=== GIVEN INSTRUCTION ===
Every entry must be repeated exactly. Exclude all pictures.

****************************************

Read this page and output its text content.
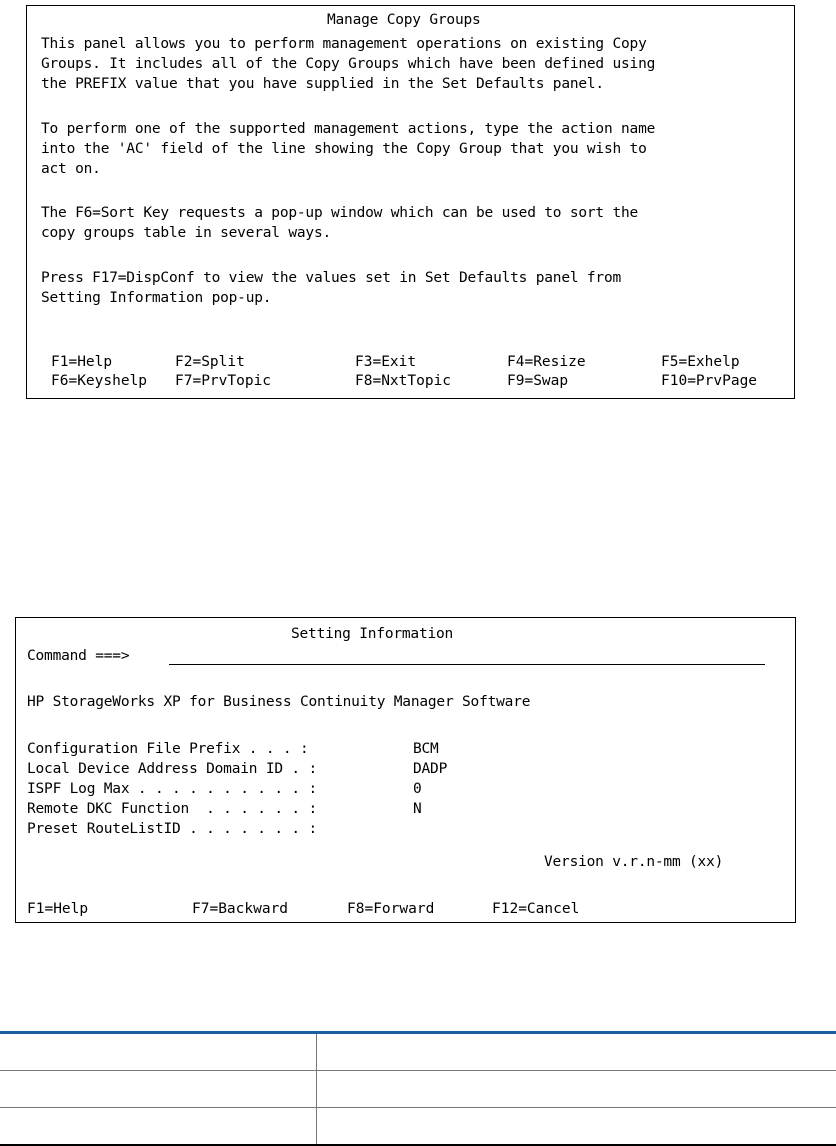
Manage Copy Groups
This panel allows you to perform management operations on existing Copy
Groups. It includes all of the Copy Groups which have been defined using
the PREFIX value that you have supplied in the Set Defaults panel.
To perform one of the supported management actions, type the action name
into the 'AC' field of the line showing the Copy Group that you wish to
act on.
The F6=Sort Key requests a pop-up window which can be used to sort the
copy groups table in several ways.
Press F17=DispConf to view the values set in Set Defaults panel from
Setting Information pop-up.
F1=Help	F2=Split	F3=Exit	F4=Resize	F5=Exhelp
F6=Keyshelp	F7=PrvTopic	F8=NxtTopic	F9=Swap	F10=PrvPage
Setting Information
Command ===>
HP StorageWorks XP for Business Continuity Manager Software
Configuration File Prefix . . . :	BCM
Local Device Address Domain ID . :	DADP
ISPF Log Max . . . . . . . . . . :	0
Remote DKC Function  . . . . . . :	N
Preset RouteListID . . . . . . . :
Version v.r.n-mm (xx)
F1=Help	F7=Backward	F8=Forward	F12=Cancel
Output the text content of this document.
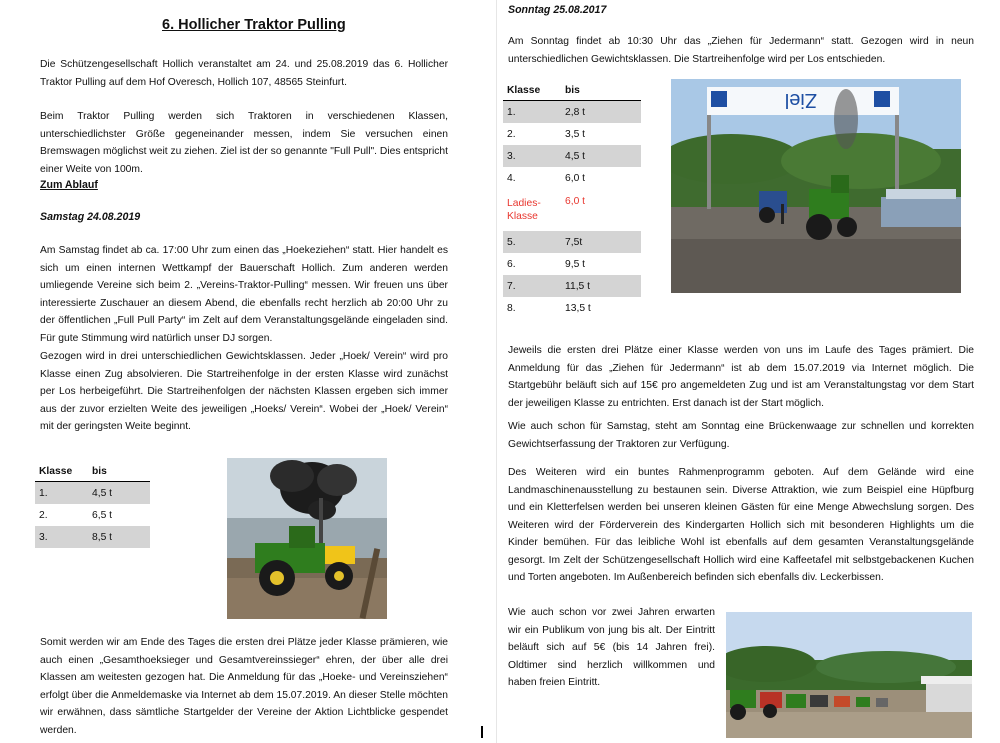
6. Hollicher Traktor Pulling

Die Schützengesellschaft Hollich veranstaltet am 24. und 25.08.2019 das 6. Hollicher Traktor Pulling auf dem Hof Overesch, Hollich 107, 48565 Steinfurt.

Beim Traktor Pulling werden sich Traktoren in verschiedenen Klassen, unterschiedlichster Größe gegeneinander messen, indem Sie versuchen einen Bremswagen möglichst weit zu ziehen. Ziel ist der so genannte "Full Pull". Dies entspricht einer Weite von 100m.

Zum Ablauf
Samstag 24.08.2019

Am Samstag findet ab ca. 17:00 Uhr zum einen das „Hoekeziehen“ statt. Hier handelt es sich um einen internen Wettkampf der Bauerschaft Hollich. Zum anderen werden umliegende Vereine sich beim 2. „Vereins-Traktor-Pulling“ messen. Wir freuen uns über interessierte Zuschauer an diesem Abend, die ebenfalls recht herzlich ab 20:00 Uhr zu der öffentlichen „Full Pull Party“ im Zelt auf dem Veranstaltungsgelände eingeladen sind. Für gute Stimmung wird natürlich unser DJ sorgen.

Gezogen wird in drei unterschiedlichen Gewichtsklassen. Jeder „Hoek/ Verein“ wird pro Klasse einen Zug absolvieren. Die Startreihenfolge in der ersten Klasse wird zunächst per Los herbeigeführt. Die Startreihenfolgen der nächsten Klassen ergeben sich immer aus der zuvor erzielten Weite des jeweiligen „Hoeks/ Verein“. Wobei der „Hoek/ Verein“ mit der geringsten Weite beginnt.

Klasse	bis
1.	4,5 t
2.	6,5 t
3.	8,5 t

Somit werden wir am Ende des Tages die ersten drei Plätze jeder Klasse prämieren, wie auch einen „Gesamthoeksieger und Gesamtvereinssieger“ ehren, der über alle drei Klassen am weitesten gezogen hat. Die Anmeldung für das „Hoeke- und Vereinsziehen“ erfolgt über die Anmeldemaske via Internet ab dem 15.07.2019. An dieser Stelle möchten wir erwähnen, dass sämtliche Startgelder der Vereine der Aktion Lichtblicke gespendet werden.

Sonntag 25.08.2017

Am Sonntag findet ab 10:30 Uhr das „Ziehen für Jedermann“ statt. Gezogen wird in neun unterschiedlichen Gewichtsklassen. Die Startreihenfolge wird per Los entschieden.

Klasse	bis
1.	2,8 t
2.	3,5 t
3.	4,5 t
4.	6,0 t
Ladies-Klasse	6,0 t
5.	7,5t
6.	9,5 t
7.	11,5 t
8.	13,5 t
Ziel

Jeweils die ersten drei Plätze einer Klasse werden von uns im Laufe des Tages prämiert. Die Anmeldung für das „Ziehen für Jedermann“ ist ab dem 15.07.2019 via Internet möglich. Die Startgebühr beläuft sich auf 15€ pro angemeldeten Zug und ist am Veranstaltungstag vor dem Start der jeweiligen Klasse zu entrichten. Erst danach ist der Start möglich.

Wie auch schon für Samstag, steht am Sonntag eine Brückenwaage zur schnellen und korrekten Gewichtserfassung der Traktoren zur Verfügung.

Des Weiteren wird ein buntes Rahmenprogramm geboten. Auf dem Gelände wird eine Landmaschinenausstellung zu bestaunen sein. Diverse Attraktion, wie zum Beispiel eine Hüpfburg und ein Kletterfelsen werden bei unseren kleinen Gästen für eine Menge Abwechslung sorgen. Des Weiteren wird der Förderverein des Kindergarten Hollich sich mit besonderen Highlights um die Kinder bemühen. Für das leibliche Wohl ist ebenfalls auf dem gesamten Veranstaltungsgelände gesorgt. Im Zelt der Schützengesellschaft Hollich wird eine Kaffeetafel mit selbstgebackenen Kuchen und Torten angeboten. Im Außenbereich befinden sich ebenfalls div. Leckerbissen.

Wie auch schon vor zwei Jahren erwarten wir ein Publikum von jung bis alt. Der Eintritt beläuft sich auf 5€ (bis 14 Jahren frei). Oldtimer sind herzlich willkommen und haben freien Eintritt.
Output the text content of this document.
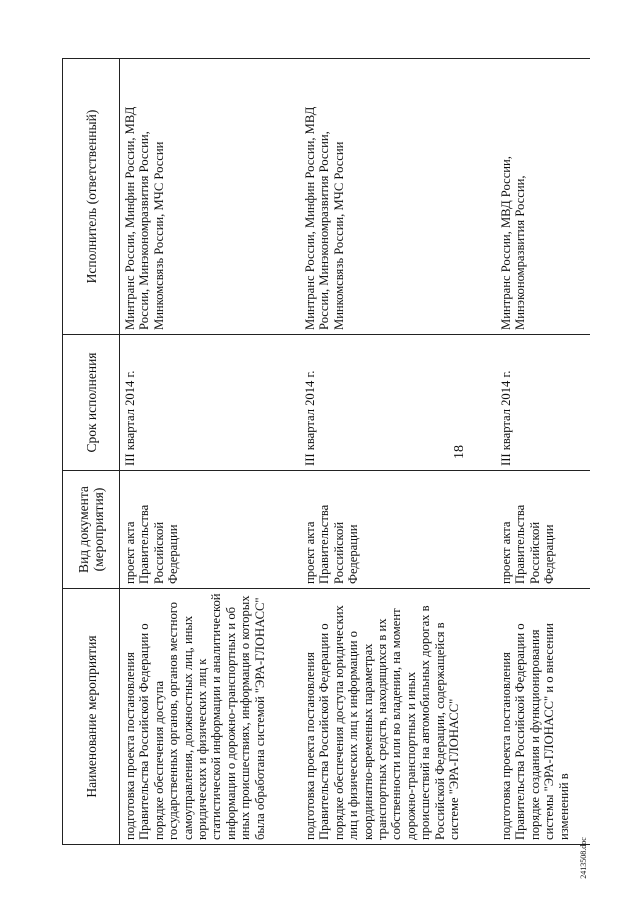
18
Наименование мероприятия	Вид документа (мероприятия)	Срок исполнения	Исполнитель (ответственный)
подготовка проекта постановления Правительства Российской Федерации о порядке обеспечения доступа государственных органов, органов местного самоуправления, должностных лиц, иных юридических и физических лиц к статистической информации и аналитической информации о дорожно-транспортных и об иных происшествиях, информация о которых была обработана системой "ЭРА-ГЛОНАСС"	проект акта Правительства Российской Федерации	III квартал 2014 г.	Минтранс России, Минфин России, МВД России, Минэкономразвития России, Минкомсвязь России, МЧС России
подготовка проекта постановления Правительства Российской Федерации о порядке обеспечения доступа юридических лиц и физических лиц к информации о координатно-временных параметрах транспортных средств, находящихся в их собственности или во владении, на момент дорожно-транспортных и иных происшествий на автомобильных дорогах в Российской Федерации, содержащейся в системе "ЭРА-ГЛОНАСС"	проект акта Правительства Российской Федерации	III квартал 2014 г.	Минтранс России, Минфин России, МВД России, Минэкономразвития России, Минкомсвязь России, МЧС России
подготовка проекта постановления Правительства Российской Федерации о порядке создания и функционирования системы "ЭРА-ГЛОНАСС" и о внесении изменений в	проект акта Правительства Российской Федерации	III квартал 2014 г.	Минтранс России, МВД России, Минэкономразвития России,
2413508.doc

****************************************

=== SOLUTION TO THIS EXERCISE ===
Read this page and output its text content.
Manage Copy Groups
This panel allows you to perform management operations on existing Copy
Groups. It includes all of the Copy Groups which have been defined using
the PREFIX value that you have supplied in the Set Defaults panel.
To perform one of the supported management actions, type the action name
into the 'AC' field of the line showing the Copy Group that you wish to
act on.
The F6=Sort Key requests a pop-up window which can be used to sort the
copy groups table in several ways.
Press F17=DispConf to view the values set in Set Defaults panel from
Setting Information pop-up.
F1=Help	F2=Split	F3=Exit	F4=Resize	F5=Exhelp
F6=Keyshelp	F7=PrvTopic	F8=NxtTopic	F9=Swap	F10=PrvPage
Setting Information
Command ===>
HP StorageWorks XP for Business Continuity Manager Software
Configuration File Prefix . . . :	BCM
Local Device Address Domain ID . :	DADP
ISPF Log Max . . . . . . . . . . :	0
Remote DKC Function  . . . . . . :	N
Preset RouteListID . . . . . . . :
Version v.r.n-mm (xx)
F1=Help	F7=Backward	F8=Forward	F12=Cancel
Output the text content of this document.
6. Hollicher Traktor Pulling

Die Schützengesellschaft Hollich veranstaltet am 24. und 25.08.2019 das 6. Hollicher Traktor Pulling auf dem Hof Overesch, Hollich 107, 48565 Steinfurt.

Beim Traktor Pulling werden sich Traktoren in verschiedenen Klassen, unterschiedlichster Größe gegeneinander messen, indem Sie versuchen einen Bremswagen möglichst weit zu ziehen. Ziel ist der so genannte "Full Pull". Dies entspricht einer Weite von 100m.

Zum Ablauf
Samstag 24.08.2019

Am Samstag findet ab ca. 17:00 Uhr zum einen das „Hoekeziehen“ statt. Hier handelt es sich um einen internen Wettkampf der Bauerschaft Hollich. Zum anderen werden umliegende Vereine sich beim 2. „Vereins-Traktor-Pulling“ messen. Wir freuen uns über interessierte Zuschauer an diesem Abend, die ebenfalls recht herzlich ab 20:00 Uhr zu der öffentlichen „Full Pull Party“ im Zelt auf dem Veranstaltungsgelände eingeladen sind. Für gute Stimmung wird natürlich unser DJ sorgen.

Gezogen wird in drei unterschiedlichen Gewichtsklassen. Jeder „Hoek/ Verein“ wird pro Klasse einen Zug absolvieren. Die Startreihenfolge in der ersten Klasse wird zunächst per Los herbeigeführt. Die Startreihenfolgen der nächsten Klassen ergeben sich immer aus der zuvor erzielten Weite des jeweiligen „Hoeks/ Verein“. Wobei der „Hoek/ Verein“ mit der geringsten Weite beginnt.

Klasse	bis
1.	4,5 t
2.	6,5 t
3.	8,5 t

Somit werden wir am Ende des Tages die ersten drei Plätze jeder Klasse prämieren, wie auch einen „Gesamthoeksieger und Gesamtvereinssieger“ ehren, der über alle drei Klassen am weitesten gezogen hat. Die Anmeldung für das „Hoeke- und Vereinsziehen“ erfolgt über die Anmeldemaske via Internet ab dem 15.07.2019. An dieser Stelle möchten wir erwähnen, dass sämtliche Startgelder der Vereine der Aktion Lichtblicke gespendet werden.

Sonntag 25.08.2017

Am Sonntag findet ab 10:30 Uhr das „Ziehen für Jedermann“ statt. Gezogen wird in neun unterschiedlichen Gewichtsklassen. Die Startreihenfolge wird per Los entschieden.

Klasse	bis
1.	2,8 t
2.	3,5 t
3.	4,5 t
4.	6,0 t
Ladies-Klasse	6,0 t
5.	7,5t
6.	9,5 t
7.	11,5 t
8.	13,5 t
Ziel

Jeweils die ersten drei Plätze einer Klasse werden von uns im Laufe des Tages prämiert. Die Anmeldung für das „Ziehen für Jedermann“ ist ab dem 15.07.2019 via Internet möglich. Die Startgebühr beläuft sich auf 15€ pro angemeldeten Zug und ist am Veranstaltungstag vor dem Start der jeweiligen Klasse zu entrichten. Erst danach ist der Start möglich.

Wie auch schon für Samstag, steht am Sonntag eine Brückenwaage zur schnellen und korrekten Gewichtserfassung der Traktoren zur Verfügung.

Des Weiteren wird ein buntes Rahmenprogramm geboten. Auf dem Gelände wird eine Landmaschinenausstellung zu bestaunen sein. Diverse Attraktion, wie zum Beispiel eine Hüpfburg und ein Kletterfelsen werden bei unseren kleinen Gästen für eine Menge Abwechslung sorgen. Des Weiteren wird der Förderverein des Kindergarten Hollich sich mit besonderen Highlights um die Kinder bemühen. Für das leibliche Wohl ist ebenfalls auf dem gesamten Veranstaltungsgelände gesorgt. Im Zelt der Schützengesellschaft Hollich wird eine Kaffeetafel mit selbstgebackenen Kuchen und Torten angeboten. Im Außenbereich befinden sich ebenfalls div. Leckerbissen.

Wie auch schon vor zwei Jahren erwarten wir ein Publikum von jung bis alt. Der Eintritt beläuft sich auf 5€ (bis 14 Jahren frei). Oldtimer sind herzlich willkommen und haben freien Eintritt.
Output the text content of this document.
18
Наименование мероприятия	Вид документа (мероприятия)	Срок исполнения	Исполнитель (ответственный)
подготовка проекта постановления Правительства Российской Федерации о порядке обеспечения доступа государственных органов, органов местного самоуправления, должностных лиц, иных юридических и физических лиц к статистической информации и аналитической информации о дорожно-транспортных и об иных происшествиях, информация о которых была обработана системой "ЭРА-ГЛОНАСС"	проект акта Правительства Российской Федерации	III квартал 2014 г.	Минтранс России, Минфин России, МВД России, Минэкономразвития России, Минкомсвязь России, МЧС России
подготовка проекта постановления Правительства Российской Федерации о порядке обеспечения доступа юридических лиц и физических лиц к информации о координатно-временных параметрах транспортных средств, находящихся в их собственности или во владении, на момент дорожно-транспортных и иных происшествий на автомобильных дорогах в Российской Федерации, содержащейся в системе "ЭРА-ГЛОНАСС"	проект акта Правительства Российской Федерации	III квартал 2014 г.	Минтранс России, Минфин России, МВД России, Минэкономразвития России, Минкомсвязь России, МЧС России
подготовка проекта постановления Правительства Российской Федерации о порядке создания и функционирования системы "ЭРА-ГЛОНАСС" и о внесении изменений в	проект акта Правительства Российской Федерации	III квартал 2014 г.	Минтранс России, МВД России, Минэкономразвития России,
2413508.doc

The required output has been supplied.